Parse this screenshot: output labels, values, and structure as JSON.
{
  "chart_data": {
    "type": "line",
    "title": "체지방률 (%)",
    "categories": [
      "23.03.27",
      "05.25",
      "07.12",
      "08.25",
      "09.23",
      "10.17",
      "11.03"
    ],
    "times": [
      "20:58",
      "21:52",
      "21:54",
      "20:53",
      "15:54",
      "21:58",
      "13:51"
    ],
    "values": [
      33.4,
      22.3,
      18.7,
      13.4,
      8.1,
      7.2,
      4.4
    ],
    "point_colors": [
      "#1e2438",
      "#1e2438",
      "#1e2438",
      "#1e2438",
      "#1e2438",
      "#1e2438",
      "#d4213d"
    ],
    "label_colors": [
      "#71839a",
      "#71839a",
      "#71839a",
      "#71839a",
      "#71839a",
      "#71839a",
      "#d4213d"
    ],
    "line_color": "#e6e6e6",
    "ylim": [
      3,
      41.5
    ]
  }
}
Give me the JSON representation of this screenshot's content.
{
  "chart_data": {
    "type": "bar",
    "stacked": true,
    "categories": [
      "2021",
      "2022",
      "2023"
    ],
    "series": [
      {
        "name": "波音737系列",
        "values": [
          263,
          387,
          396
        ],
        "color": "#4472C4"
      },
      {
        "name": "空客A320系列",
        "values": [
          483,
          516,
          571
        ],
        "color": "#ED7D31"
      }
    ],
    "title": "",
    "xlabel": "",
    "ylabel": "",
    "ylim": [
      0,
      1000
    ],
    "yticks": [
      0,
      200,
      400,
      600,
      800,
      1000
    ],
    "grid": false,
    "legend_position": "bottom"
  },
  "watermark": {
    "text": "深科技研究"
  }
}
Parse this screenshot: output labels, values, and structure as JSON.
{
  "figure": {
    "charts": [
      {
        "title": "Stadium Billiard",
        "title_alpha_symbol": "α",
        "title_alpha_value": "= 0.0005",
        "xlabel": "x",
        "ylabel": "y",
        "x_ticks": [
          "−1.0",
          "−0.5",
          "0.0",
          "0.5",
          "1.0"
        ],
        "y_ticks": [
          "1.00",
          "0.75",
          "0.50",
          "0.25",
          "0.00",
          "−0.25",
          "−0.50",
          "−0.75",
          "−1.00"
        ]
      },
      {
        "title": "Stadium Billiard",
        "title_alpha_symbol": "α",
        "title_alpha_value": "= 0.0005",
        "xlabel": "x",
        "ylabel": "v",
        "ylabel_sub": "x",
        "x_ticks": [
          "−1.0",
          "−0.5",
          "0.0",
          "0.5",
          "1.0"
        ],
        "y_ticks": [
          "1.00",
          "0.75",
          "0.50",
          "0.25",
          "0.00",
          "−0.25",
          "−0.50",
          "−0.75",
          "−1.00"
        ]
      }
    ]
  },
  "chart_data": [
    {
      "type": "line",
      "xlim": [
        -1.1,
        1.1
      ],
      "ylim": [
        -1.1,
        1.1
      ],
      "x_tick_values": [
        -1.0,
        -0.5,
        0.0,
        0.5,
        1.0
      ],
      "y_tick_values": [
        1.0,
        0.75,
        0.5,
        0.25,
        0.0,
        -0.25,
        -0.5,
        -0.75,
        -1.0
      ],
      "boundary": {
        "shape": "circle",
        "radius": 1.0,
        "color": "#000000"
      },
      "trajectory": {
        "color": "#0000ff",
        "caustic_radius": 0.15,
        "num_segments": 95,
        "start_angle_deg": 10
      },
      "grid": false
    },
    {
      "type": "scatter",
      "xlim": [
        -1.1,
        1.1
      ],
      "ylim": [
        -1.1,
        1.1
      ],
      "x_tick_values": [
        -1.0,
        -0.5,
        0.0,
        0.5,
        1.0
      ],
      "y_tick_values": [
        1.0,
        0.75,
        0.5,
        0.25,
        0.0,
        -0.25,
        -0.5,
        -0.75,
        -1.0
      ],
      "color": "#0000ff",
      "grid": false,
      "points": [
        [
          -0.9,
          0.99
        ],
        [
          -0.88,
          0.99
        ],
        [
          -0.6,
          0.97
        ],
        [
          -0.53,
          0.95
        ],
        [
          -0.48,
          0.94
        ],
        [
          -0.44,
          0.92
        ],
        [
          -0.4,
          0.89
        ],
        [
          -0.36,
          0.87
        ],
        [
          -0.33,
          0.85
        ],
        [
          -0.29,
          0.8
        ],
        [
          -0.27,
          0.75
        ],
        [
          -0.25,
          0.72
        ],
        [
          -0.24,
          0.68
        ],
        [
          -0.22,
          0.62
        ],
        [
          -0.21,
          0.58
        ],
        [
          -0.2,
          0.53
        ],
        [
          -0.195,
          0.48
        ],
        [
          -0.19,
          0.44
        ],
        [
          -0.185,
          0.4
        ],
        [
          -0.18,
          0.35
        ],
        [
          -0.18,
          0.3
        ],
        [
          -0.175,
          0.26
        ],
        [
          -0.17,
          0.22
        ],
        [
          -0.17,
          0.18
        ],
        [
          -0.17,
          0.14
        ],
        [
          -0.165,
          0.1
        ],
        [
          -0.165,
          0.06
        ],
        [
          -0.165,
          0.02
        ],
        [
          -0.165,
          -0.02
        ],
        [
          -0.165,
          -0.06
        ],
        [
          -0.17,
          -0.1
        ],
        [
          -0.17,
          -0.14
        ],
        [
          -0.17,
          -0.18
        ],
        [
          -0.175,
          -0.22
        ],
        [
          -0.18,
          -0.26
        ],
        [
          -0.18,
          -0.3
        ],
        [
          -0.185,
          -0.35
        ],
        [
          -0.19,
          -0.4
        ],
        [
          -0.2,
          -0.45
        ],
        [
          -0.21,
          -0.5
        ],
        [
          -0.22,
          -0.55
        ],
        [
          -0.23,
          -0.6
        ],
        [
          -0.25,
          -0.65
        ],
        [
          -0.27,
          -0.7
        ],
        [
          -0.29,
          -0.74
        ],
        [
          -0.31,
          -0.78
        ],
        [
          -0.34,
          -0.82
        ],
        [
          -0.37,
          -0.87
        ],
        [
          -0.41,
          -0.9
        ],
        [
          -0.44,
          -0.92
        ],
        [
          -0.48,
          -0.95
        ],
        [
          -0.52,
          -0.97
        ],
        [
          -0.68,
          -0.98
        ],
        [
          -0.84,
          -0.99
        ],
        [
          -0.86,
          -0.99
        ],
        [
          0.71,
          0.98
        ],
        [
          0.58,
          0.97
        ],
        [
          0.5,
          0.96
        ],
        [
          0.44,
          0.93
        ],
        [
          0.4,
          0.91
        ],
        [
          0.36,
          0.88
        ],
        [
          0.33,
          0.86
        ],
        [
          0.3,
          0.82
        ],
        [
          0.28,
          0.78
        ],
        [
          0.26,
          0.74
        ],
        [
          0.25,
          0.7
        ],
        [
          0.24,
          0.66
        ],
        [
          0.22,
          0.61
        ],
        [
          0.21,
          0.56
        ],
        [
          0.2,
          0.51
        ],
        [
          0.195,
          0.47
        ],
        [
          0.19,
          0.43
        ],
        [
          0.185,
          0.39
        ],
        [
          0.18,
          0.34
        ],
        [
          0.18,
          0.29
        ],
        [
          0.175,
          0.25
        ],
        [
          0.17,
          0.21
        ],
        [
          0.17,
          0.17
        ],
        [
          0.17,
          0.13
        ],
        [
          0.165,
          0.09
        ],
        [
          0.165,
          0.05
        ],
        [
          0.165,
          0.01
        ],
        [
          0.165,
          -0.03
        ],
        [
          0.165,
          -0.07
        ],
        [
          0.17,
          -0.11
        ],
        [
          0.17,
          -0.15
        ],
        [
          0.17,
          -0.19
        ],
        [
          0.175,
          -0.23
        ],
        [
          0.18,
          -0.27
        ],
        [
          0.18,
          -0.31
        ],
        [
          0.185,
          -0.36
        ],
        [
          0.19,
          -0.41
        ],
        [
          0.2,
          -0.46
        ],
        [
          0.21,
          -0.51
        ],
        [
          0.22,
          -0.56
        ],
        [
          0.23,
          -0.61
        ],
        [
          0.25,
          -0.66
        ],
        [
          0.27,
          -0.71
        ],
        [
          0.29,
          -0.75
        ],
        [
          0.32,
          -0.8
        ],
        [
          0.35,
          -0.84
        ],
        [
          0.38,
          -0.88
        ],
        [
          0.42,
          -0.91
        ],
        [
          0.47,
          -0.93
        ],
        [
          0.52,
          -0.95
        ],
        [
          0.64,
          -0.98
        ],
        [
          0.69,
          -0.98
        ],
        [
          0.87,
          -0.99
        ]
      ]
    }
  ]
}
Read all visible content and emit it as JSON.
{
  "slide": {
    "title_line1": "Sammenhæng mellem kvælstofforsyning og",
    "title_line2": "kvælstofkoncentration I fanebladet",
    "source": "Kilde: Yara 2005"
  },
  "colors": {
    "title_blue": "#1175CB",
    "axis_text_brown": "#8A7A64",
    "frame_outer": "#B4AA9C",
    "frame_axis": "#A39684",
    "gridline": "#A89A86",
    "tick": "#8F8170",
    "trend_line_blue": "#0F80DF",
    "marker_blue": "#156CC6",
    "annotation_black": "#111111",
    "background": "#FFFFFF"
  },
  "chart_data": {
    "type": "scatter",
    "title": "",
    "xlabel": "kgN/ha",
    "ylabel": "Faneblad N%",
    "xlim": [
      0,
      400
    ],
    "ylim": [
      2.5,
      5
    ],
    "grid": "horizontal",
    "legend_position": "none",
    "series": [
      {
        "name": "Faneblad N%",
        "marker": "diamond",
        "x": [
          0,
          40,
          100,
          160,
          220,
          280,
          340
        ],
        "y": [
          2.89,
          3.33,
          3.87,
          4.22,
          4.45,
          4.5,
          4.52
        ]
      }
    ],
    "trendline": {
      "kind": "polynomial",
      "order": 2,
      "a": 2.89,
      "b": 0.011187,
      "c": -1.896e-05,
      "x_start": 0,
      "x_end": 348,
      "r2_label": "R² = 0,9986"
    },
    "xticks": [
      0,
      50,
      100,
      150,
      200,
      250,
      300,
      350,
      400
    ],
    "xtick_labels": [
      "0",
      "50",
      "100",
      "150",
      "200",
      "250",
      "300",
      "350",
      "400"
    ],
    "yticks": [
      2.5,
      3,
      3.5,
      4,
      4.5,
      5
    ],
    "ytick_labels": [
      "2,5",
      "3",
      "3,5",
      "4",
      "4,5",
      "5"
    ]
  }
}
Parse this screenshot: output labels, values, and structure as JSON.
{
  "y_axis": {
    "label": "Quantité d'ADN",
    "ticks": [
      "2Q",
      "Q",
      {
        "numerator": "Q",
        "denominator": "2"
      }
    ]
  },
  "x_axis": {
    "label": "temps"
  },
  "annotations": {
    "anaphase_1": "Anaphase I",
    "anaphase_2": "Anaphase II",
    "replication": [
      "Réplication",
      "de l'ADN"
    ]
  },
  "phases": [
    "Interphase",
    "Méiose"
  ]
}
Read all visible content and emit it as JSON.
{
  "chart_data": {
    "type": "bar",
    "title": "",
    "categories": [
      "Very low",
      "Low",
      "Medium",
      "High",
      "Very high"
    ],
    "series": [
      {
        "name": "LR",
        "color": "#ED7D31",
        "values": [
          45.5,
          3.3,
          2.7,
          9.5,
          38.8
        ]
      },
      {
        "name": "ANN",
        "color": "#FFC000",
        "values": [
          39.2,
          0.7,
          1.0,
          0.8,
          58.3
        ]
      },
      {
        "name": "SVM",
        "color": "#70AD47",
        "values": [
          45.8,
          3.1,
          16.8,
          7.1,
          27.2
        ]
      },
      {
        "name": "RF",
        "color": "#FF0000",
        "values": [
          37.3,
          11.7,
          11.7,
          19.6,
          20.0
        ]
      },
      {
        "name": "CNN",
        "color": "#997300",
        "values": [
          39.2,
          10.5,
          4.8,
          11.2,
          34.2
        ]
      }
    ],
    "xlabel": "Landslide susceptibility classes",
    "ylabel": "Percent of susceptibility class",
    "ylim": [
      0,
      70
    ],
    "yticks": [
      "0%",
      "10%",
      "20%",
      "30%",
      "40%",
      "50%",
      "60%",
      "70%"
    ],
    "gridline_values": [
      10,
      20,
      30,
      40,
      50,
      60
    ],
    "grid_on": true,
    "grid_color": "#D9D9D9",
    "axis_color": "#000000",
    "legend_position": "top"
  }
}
——————
* WHAT TO WORK ON
Report how many lines of the records above contain the word "type", and give only that number.

* ANSWER TO THE EXERCISE
6